**To do:** Find every line in the records that holds the string "this". Copy each one.

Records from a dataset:
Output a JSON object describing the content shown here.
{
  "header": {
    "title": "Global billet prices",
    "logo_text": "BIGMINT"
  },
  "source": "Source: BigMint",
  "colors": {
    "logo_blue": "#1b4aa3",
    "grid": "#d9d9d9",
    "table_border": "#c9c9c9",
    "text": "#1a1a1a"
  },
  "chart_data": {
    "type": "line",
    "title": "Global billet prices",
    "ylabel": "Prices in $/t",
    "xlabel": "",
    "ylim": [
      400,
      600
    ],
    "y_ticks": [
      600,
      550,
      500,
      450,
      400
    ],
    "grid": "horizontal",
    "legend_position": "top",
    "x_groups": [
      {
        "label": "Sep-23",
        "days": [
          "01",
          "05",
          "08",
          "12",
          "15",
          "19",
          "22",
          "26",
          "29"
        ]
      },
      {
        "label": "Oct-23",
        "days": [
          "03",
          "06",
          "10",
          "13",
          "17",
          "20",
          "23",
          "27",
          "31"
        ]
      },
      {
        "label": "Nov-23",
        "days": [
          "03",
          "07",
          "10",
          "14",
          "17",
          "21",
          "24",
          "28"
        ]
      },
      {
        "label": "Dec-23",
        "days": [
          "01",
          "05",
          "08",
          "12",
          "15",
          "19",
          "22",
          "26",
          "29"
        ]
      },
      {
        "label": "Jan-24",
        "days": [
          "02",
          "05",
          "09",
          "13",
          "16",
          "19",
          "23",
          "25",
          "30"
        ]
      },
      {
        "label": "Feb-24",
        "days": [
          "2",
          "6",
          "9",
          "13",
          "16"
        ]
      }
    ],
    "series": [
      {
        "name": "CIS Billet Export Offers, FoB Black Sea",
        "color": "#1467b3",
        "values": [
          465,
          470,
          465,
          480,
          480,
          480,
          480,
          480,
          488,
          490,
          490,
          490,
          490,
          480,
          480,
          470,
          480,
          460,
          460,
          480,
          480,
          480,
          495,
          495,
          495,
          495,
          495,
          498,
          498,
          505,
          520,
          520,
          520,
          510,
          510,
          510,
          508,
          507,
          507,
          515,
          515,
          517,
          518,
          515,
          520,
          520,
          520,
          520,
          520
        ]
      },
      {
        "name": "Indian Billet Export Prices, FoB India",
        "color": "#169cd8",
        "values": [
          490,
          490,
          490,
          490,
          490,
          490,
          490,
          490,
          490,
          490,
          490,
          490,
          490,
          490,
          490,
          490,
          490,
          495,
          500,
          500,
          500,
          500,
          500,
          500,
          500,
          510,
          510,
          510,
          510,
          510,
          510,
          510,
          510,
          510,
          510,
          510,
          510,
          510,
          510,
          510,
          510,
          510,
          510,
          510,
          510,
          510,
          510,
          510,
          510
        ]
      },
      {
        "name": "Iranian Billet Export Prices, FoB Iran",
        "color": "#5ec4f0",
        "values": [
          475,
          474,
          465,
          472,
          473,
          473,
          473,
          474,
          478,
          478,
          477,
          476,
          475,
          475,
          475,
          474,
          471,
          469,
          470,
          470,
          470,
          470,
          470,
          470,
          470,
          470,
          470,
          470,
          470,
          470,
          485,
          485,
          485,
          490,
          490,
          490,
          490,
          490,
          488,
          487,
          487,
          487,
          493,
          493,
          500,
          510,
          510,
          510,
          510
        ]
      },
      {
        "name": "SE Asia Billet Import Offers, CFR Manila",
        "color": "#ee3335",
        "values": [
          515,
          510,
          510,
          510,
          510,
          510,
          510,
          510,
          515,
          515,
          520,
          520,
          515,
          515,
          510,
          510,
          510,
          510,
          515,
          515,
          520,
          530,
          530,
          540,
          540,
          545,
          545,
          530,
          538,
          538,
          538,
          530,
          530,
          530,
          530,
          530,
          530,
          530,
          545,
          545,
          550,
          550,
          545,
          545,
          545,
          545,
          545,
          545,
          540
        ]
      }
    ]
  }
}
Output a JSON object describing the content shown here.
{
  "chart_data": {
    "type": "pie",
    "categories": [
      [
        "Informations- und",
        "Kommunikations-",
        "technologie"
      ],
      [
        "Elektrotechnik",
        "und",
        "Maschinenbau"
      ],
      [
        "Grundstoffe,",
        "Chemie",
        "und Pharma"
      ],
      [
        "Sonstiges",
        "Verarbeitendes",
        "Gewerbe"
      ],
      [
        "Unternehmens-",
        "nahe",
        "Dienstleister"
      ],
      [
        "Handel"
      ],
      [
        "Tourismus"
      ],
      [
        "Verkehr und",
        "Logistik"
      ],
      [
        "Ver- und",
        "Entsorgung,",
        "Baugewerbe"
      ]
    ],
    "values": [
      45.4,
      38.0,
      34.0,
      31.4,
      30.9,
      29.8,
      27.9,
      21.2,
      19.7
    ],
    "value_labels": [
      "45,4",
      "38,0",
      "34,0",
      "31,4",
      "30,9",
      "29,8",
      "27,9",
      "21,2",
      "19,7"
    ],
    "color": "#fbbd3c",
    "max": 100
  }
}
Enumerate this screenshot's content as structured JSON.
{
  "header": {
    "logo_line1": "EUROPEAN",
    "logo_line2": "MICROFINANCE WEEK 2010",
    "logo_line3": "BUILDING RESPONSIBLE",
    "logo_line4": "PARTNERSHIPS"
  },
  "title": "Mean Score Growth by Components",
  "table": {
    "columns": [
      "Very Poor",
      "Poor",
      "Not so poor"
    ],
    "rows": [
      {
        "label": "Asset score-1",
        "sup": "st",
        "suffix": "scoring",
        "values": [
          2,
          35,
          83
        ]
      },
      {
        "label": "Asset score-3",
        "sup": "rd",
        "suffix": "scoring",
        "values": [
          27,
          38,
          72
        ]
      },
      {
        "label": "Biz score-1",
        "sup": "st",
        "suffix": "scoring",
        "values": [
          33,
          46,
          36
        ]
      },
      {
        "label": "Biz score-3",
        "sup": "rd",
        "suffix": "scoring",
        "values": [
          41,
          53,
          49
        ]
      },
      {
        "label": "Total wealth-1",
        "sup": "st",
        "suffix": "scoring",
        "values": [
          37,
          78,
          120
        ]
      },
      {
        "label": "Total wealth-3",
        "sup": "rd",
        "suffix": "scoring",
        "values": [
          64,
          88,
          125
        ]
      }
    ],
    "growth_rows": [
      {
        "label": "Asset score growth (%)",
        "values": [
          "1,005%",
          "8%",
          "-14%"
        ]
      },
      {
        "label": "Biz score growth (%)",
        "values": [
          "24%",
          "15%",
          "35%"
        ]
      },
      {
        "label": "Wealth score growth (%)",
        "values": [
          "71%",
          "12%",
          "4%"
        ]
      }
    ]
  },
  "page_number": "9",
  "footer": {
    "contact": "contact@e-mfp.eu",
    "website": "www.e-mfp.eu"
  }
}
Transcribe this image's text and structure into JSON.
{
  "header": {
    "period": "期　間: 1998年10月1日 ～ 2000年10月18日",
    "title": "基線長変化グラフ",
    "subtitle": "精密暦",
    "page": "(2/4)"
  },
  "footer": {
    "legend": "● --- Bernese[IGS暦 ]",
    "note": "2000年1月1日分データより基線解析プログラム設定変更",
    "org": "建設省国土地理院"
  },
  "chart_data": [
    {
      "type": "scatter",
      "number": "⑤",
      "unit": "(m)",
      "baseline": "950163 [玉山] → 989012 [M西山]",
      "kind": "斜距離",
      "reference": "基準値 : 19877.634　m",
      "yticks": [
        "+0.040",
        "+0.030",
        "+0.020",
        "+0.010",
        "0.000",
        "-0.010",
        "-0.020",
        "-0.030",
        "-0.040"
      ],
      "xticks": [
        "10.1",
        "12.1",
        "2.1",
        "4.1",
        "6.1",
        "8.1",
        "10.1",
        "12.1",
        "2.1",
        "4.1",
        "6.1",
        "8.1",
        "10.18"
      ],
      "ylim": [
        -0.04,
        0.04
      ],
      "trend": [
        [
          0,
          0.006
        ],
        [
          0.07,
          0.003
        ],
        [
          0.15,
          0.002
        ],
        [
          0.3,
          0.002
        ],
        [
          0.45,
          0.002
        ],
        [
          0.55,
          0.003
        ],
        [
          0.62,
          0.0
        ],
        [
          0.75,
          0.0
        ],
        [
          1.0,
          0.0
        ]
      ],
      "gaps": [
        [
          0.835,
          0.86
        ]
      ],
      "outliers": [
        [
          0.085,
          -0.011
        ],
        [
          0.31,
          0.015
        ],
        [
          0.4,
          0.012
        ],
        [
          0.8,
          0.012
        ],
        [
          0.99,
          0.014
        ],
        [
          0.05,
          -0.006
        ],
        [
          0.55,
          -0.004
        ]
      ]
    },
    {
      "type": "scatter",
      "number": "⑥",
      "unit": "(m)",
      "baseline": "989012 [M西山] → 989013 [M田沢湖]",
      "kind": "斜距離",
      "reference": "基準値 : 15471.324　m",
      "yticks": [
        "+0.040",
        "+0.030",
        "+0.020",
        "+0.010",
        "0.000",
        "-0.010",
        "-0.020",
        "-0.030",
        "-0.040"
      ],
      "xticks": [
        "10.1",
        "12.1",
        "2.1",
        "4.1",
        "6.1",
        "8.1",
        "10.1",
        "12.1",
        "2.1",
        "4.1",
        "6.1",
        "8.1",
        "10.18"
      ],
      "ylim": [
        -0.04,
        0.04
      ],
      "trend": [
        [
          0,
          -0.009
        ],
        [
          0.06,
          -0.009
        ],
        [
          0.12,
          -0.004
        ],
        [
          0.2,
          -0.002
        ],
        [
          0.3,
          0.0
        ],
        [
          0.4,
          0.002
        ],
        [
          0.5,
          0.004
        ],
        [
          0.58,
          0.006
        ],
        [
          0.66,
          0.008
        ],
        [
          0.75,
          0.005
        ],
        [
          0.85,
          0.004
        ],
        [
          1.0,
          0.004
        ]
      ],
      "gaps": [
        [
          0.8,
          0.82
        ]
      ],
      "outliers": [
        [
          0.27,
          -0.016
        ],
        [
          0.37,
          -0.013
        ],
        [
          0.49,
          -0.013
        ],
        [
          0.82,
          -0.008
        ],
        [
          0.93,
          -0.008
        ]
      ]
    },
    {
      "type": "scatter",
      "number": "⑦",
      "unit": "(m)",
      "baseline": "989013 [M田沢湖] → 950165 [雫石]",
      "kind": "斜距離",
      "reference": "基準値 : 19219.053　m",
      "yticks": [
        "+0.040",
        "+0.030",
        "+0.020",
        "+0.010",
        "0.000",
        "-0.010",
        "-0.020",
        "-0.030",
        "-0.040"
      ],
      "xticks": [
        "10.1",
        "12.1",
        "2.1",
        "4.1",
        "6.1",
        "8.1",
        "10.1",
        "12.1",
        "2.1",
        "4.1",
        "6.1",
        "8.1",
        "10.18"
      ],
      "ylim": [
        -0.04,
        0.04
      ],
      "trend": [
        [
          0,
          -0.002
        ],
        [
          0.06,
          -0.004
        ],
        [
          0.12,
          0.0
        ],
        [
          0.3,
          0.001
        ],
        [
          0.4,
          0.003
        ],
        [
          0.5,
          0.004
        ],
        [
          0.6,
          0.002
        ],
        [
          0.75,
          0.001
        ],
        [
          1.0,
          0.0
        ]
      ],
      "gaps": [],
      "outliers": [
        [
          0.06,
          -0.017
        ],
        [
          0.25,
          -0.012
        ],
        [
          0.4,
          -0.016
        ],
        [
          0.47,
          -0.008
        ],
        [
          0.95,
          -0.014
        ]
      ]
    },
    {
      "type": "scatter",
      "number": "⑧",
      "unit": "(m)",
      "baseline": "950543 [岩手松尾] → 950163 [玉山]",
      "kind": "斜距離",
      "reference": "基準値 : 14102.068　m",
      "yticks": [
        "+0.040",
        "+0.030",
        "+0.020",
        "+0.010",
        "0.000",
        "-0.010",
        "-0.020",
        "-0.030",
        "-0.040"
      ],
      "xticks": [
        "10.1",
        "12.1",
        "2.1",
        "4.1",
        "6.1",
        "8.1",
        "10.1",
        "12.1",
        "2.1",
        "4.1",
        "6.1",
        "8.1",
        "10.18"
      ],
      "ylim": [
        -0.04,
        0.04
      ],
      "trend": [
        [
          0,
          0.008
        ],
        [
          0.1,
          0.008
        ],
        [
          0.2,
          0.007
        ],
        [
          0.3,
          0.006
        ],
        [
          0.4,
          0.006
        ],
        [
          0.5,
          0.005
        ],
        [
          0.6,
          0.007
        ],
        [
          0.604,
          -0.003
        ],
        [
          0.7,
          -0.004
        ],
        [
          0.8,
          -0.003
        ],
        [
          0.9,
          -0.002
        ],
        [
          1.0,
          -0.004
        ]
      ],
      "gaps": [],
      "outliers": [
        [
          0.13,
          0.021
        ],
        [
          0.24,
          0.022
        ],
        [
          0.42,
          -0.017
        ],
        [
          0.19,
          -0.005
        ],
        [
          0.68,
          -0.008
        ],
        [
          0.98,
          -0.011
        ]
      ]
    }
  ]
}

**Solution:**
Enumerate this screenshot's content as structured JSON.
Transcribe this image's text and structure into JSON.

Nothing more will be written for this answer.